[Dataset rows about figures]
+===+
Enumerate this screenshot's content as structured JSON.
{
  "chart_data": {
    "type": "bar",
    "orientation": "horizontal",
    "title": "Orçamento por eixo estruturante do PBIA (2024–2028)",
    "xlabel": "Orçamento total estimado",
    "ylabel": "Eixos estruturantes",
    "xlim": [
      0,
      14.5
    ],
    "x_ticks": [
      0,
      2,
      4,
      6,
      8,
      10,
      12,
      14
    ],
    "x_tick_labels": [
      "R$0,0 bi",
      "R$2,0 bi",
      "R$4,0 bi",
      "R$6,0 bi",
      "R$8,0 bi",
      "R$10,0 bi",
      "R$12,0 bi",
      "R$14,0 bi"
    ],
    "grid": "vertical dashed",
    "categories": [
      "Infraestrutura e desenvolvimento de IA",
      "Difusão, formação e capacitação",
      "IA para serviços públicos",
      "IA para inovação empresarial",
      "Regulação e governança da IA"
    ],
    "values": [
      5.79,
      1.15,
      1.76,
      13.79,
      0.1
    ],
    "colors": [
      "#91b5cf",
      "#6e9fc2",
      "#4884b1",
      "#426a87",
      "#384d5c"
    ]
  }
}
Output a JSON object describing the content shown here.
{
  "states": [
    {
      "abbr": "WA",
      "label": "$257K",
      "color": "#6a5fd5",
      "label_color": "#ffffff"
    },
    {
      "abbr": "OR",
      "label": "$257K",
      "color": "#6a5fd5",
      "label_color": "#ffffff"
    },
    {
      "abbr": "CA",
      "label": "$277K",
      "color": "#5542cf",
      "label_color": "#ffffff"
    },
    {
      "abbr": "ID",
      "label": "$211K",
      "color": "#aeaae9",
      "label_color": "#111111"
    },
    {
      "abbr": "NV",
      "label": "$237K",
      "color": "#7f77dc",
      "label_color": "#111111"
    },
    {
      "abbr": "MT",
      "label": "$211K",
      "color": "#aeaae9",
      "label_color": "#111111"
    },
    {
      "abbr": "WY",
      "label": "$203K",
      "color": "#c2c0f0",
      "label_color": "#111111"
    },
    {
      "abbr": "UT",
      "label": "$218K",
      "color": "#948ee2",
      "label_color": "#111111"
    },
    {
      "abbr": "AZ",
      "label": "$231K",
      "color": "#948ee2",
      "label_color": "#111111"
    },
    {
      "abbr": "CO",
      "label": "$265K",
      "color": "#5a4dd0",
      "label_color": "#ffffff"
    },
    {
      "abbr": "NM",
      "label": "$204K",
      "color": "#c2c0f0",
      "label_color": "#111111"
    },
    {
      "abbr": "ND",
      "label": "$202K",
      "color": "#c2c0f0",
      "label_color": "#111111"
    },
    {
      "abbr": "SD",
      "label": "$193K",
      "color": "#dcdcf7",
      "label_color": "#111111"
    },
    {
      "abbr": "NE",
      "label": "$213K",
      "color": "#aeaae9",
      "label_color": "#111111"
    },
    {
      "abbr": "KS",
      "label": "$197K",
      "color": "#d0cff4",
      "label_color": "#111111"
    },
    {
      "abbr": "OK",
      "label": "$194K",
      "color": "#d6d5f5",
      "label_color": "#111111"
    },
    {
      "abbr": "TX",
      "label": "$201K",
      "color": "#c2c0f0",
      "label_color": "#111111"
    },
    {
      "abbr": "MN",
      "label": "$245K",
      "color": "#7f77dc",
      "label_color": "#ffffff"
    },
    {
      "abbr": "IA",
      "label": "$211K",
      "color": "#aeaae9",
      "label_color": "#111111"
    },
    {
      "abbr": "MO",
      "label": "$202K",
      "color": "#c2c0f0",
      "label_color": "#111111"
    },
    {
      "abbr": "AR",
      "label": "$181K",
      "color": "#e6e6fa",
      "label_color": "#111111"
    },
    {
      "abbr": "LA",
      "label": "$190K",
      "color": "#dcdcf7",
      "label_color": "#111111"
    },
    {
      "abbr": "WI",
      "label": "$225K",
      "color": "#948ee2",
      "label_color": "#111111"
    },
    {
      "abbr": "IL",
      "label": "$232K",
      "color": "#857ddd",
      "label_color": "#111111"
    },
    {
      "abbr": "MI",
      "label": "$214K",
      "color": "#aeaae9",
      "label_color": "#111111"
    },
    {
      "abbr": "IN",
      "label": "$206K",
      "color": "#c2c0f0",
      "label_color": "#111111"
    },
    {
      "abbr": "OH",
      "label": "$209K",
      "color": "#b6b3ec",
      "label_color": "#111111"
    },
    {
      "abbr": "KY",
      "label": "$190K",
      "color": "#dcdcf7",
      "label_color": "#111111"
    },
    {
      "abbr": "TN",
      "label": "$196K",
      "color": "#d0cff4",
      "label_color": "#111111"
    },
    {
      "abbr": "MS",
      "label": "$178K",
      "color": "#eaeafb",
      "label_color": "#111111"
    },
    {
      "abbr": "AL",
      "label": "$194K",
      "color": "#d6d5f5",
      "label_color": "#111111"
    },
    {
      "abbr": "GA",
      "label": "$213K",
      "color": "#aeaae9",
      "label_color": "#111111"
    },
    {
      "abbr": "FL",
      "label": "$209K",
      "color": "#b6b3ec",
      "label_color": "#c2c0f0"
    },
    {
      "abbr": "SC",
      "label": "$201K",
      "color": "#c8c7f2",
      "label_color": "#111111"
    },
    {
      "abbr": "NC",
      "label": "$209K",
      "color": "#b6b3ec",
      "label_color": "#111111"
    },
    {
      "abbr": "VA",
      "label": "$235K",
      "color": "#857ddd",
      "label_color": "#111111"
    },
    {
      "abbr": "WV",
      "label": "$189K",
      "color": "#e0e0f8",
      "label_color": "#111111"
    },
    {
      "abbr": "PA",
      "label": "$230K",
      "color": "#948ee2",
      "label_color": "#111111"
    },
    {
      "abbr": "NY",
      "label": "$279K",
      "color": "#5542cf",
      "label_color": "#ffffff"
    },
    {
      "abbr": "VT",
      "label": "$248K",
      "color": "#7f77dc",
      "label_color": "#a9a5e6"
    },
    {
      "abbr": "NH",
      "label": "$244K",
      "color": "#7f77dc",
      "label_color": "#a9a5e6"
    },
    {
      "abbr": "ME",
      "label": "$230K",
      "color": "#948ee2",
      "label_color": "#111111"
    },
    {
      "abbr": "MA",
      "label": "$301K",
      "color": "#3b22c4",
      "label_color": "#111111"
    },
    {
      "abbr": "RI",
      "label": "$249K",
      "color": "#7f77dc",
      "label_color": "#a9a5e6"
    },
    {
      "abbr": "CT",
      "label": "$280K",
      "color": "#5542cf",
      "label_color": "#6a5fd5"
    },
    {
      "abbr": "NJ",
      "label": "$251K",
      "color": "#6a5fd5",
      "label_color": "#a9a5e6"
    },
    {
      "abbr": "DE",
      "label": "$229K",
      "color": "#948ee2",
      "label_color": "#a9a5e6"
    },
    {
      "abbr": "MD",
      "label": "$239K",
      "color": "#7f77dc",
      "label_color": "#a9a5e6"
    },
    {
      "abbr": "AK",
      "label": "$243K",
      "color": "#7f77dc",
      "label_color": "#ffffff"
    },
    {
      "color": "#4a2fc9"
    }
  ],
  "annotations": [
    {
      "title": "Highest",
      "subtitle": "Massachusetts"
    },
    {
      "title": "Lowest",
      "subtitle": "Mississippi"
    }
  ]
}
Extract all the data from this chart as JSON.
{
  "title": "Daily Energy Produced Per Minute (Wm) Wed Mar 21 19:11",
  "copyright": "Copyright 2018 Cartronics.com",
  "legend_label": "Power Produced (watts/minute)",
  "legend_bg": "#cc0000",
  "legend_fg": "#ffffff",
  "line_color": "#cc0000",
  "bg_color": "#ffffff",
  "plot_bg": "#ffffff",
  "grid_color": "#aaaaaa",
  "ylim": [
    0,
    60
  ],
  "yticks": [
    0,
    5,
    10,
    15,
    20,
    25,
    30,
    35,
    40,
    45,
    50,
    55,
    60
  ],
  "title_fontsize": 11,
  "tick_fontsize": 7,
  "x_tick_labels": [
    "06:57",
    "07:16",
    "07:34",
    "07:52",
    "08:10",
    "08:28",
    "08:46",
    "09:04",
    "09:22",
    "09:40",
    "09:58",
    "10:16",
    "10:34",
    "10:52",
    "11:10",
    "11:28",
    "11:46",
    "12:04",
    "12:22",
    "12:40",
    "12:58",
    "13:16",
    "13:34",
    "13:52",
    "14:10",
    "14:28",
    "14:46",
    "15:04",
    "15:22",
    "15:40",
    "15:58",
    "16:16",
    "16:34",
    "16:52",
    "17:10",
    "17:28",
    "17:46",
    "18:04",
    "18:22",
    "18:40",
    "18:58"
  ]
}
+===+
What is required
Provide the number of lines in the data above that contain the string "this", and nothing else.

Solution
2